* _Task data_
** BEGIN **
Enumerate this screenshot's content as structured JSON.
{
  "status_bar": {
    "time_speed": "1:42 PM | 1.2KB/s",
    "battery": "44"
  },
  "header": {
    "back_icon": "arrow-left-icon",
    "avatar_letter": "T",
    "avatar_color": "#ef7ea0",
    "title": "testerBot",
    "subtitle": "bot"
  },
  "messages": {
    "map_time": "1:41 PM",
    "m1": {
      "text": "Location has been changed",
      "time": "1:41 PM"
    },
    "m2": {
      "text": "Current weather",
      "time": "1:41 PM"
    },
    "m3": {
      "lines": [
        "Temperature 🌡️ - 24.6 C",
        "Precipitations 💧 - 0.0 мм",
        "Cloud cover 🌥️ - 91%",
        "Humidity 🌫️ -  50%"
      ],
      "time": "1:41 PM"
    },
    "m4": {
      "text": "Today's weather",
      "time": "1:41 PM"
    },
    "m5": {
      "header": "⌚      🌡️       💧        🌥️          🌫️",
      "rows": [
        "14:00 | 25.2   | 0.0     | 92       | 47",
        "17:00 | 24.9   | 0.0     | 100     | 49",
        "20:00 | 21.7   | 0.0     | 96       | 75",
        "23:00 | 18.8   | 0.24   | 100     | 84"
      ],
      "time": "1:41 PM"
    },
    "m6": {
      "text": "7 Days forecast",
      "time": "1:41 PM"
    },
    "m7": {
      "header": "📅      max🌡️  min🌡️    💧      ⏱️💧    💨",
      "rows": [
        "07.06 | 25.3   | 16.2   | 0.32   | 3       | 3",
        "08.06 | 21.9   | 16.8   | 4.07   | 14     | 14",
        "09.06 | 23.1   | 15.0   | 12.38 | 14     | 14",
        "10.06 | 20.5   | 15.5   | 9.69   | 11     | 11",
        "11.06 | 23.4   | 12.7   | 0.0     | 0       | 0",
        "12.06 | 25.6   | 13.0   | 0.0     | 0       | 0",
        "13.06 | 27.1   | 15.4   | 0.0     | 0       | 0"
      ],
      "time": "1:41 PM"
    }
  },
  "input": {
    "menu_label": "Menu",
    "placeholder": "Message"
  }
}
** END **
* _Exercise objective_
Copy out each line of the material that holds the word "text".

* _Output for this task_
      "text": "Location has been changed",
      "text": "Current weather",
      "text": "Today's weather",
      "text": "7 Days forecast",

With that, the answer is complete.